Of the lines in the listing below, how many hold "tipo"? Answer with the number only.

──────── The data ────────

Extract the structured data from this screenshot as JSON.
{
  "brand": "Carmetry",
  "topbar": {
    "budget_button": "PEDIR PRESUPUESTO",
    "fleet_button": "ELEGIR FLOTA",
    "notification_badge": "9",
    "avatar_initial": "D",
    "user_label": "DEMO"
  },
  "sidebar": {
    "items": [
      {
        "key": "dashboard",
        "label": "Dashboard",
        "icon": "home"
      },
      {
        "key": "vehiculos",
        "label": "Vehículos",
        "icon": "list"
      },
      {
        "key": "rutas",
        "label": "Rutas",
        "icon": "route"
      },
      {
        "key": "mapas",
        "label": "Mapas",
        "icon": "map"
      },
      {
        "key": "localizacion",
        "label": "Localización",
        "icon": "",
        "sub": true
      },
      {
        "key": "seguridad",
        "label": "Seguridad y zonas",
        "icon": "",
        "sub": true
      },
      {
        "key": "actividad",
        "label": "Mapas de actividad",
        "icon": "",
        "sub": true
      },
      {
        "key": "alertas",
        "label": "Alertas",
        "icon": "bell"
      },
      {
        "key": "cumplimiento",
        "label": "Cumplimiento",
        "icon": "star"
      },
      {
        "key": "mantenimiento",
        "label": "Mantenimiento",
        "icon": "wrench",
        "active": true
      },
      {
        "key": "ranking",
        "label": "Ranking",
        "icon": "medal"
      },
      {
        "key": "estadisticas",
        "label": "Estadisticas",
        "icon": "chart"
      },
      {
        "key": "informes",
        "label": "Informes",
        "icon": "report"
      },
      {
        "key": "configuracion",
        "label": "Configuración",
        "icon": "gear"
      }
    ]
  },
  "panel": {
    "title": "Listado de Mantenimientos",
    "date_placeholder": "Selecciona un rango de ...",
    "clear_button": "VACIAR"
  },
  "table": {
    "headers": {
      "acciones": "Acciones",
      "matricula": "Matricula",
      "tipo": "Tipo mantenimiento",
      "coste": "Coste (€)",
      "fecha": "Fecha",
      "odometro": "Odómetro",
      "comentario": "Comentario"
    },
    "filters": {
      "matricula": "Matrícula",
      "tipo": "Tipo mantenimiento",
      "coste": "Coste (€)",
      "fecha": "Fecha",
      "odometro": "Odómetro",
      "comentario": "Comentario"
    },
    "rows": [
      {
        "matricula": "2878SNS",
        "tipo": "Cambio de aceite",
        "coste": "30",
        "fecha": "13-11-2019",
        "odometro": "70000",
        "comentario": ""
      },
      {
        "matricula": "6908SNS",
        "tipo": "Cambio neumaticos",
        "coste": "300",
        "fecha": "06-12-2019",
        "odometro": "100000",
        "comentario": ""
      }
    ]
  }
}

────────

◆ Task solution: 4